Given exercise
Read the data and repeat all of it exactly.

Input material
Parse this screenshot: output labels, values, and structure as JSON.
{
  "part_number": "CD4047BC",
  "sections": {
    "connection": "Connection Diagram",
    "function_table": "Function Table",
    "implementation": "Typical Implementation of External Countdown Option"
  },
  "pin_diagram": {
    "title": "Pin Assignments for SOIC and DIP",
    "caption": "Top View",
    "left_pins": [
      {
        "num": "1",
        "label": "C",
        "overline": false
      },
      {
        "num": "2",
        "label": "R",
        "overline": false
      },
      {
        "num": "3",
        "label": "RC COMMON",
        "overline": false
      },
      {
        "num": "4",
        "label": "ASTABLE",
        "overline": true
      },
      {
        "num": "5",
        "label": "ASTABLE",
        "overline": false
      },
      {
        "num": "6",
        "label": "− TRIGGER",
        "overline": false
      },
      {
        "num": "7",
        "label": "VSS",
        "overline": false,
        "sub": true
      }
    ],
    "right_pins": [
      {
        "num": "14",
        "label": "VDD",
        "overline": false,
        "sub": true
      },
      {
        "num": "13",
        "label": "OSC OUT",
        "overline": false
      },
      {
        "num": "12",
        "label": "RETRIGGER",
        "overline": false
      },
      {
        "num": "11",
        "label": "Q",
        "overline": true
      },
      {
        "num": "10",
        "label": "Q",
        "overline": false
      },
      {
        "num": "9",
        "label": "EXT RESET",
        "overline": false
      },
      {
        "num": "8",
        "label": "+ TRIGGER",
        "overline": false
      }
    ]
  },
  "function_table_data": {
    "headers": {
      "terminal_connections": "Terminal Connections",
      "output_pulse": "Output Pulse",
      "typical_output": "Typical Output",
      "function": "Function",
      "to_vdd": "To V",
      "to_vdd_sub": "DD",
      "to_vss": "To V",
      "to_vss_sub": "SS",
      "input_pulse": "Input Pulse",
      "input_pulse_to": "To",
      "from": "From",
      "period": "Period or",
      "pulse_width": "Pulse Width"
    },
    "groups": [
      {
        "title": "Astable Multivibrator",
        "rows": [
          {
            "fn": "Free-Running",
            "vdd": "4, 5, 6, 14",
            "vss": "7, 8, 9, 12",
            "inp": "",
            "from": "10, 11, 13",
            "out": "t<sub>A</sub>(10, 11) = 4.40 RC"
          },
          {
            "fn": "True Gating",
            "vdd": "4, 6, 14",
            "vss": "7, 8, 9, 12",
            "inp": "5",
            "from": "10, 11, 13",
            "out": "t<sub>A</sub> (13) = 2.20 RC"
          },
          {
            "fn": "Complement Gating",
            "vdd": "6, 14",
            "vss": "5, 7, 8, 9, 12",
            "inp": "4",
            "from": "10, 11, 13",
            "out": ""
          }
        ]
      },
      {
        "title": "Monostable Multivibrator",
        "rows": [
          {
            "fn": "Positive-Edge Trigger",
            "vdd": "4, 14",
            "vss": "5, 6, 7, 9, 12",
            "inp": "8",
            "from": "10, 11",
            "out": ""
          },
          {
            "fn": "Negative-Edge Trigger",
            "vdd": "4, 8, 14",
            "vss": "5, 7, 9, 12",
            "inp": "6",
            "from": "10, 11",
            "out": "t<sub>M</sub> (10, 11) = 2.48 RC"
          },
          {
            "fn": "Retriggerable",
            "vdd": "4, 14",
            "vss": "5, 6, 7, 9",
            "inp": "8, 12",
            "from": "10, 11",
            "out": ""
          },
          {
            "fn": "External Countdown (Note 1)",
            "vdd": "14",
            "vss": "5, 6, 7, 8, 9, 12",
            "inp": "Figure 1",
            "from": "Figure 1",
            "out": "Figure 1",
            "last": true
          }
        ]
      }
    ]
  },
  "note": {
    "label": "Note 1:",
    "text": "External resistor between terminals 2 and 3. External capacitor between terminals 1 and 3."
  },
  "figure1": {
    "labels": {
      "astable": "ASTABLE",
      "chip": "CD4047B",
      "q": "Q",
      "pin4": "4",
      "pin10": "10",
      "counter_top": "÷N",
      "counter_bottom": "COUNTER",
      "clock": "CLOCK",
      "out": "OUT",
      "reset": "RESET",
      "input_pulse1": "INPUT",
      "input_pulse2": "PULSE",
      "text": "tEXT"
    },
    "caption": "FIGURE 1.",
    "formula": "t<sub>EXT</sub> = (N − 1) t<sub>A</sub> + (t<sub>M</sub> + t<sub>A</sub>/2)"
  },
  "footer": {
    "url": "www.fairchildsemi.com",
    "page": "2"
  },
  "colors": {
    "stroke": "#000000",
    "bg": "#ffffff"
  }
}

Task solution
Parse this screenshot: output labels, values, and structure as JSON.
{
  "part_number": "CD4047BC",
  "sections": {
    "connection": "Connection Diagram",
    "function_table": "Function Table",
    "implementation": "Typical Implementation of External Countdown Option"
  },
  "pin_diagram": {
    "title": "Pin Assignments for SOIC and DIP",
    "caption": "Top View",
    "left_pins": [
      {
        "num": "1",
        "label": "C",
        "overline": false
      },
      {
        "num": "2",
        "label": "R",
        "overline": false
      },
      {
        "num": "3",
        "label": "RC COMMON",
        "overline": false
      },
      {
        "num": "4",
        "label": "ASTABLE",
        "overline": true
      },
      {
        "num": "5",
        "label": "ASTABLE",
        "overline": false
      },
      {
        "num": "6",
        "label": "− TRIGGER",
        "overline": false
      },
      {
        "num": "7",
        "label": "VSS",
        "overline": false,
        "sub": true
      }
    ],
    "right_pins": [
      {
        "num": "14",
        "label": "VDD",
        "overline": false,
        "sub": true
      },
      {
        "num": "13",
        "label": "OSC OUT",
        "overline": false
      },
      {
        "num": "12",
        "label": "RETRIGGER",
        "overline": false
      },
      {
        "num": "11",
        "label": "Q",
        "overline": true
      },
      {
        "num": "10",
        "label": "Q",
        "overline": false
      },
      {
        "num": "9",
        "label": "EXT RESET",
        "overline": false
      },
      {
        "num": "8",
        "label": "+ TRIGGER",
        "overline": false
      }
    ]
  },
  "function_table_data": {
    "headers": {
      "terminal_connections": "Terminal Connections",
      "output_pulse": "Output Pulse",
      "typical_output": "Typical Output",
      "function": "Function",
      "to_vdd": "To V",
      "to_vdd_sub": "DD",
      "to_vss": "To V",
      "to_vss_sub": "SS",
      "input_pulse": "Input Pulse",
      "input_pulse_to": "To",
      "from": "From",
      "period": "Period or",
      "pulse_width": "Pulse Width"
    },
    "groups": [
      {
        "title": "Astable Multivibrator",
        "rows": [
          {
            "fn": "Free-Running",
            "vdd": "4, 5, 6, 14",
            "vss": "7, 8, 9, 12",
            "inp": "",
            "from": "10, 11, 13",
            "out": "t<sub>A</sub>(10, 11) = 4.40 RC"
          },
          {
            "fn": "True Gating",
            "vdd": "4, 6, 14",
            "vss": "7, 8, 9, 12",
            "inp": "5",
            "from": "10, 11, 13",
            "out": "t<sub>A</sub> (13) = 2.20 RC"
          },
          {
            "fn": "Complement Gating",
            "vdd": "6, 14",
            "vss": "5, 7, 8, 9, 12",
            "inp": "4",
            "from": "10, 11, 13",
            "out": ""
          }
        ]
      },
      {
        "title": "Monostable Multivibrator",
        "rows": [
          {
            "fn": "Positive-Edge Trigger",
            "vdd": "4, 14",
            "vss": "5, 6, 7, 9, 12",
            "inp": "8",
            "from": "10, 11",
            "out": ""
          },
          {
            "fn": "Negative-Edge Trigger",
            "vdd": "4, 8, 14",
            "vss": "5, 7, 9, 12",
            "inp": "6",
            "from": "10, 11",
            "out": "t<sub>M</sub> (10, 11) = 2.48 RC"
          },
          {
            "fn": "Retriggerable",
            "vdd": "4, 14",
            "vss": "5, 6, 7, 9",
            "inp": "8, 12",
            "from": "10, 11",
            "out": ""
          },
          {
            "fn": "External Countdown (Note 1)",
            "vdd": "14",
            "vss": "5, 6, 7, 8, 9, 12",
            "inp": "Figure 1",
            "from": "Figure 1",
            "out": "Figure 1",
            "last": true
          }
        ]
      }
    ]
  },
  "note": {
    "label": "Note 1:",
    "text": "External resistor between terminals 2 and 3. External capacitor between terminals 1 and 3."
  },
  "figure1": {
    "labels": {
      "astable": "ASTABLE",
      "chip": "CD4047B",
      "q": "Q",
      "pin4": "4",
      "pin10": "10",
      "counter_top": "÷N",
      "counter_bottom": "COUNTER",
      "clock": "CLOCK",
      "out": "OUT",
      "reset": "RESET",
      "input_pulse1": "INPUT",
      "input_pulse2": "PULSE",
      "text": "tEXT"
    },
    "caption": "FIGURE 1.",
    "formula": "t<sub>EXT</sub> = (N − 1) t<sub>A</sub> + (t<sub>M</sub> + t<sub>A</sub>/2)"
  },
  "footer": {
    "url": "www.fairchildsemi.com",
    "page": "2"
  },
  "colors": {
    "stroke": "#000000",
    "bg": "#ffffff"
  }
}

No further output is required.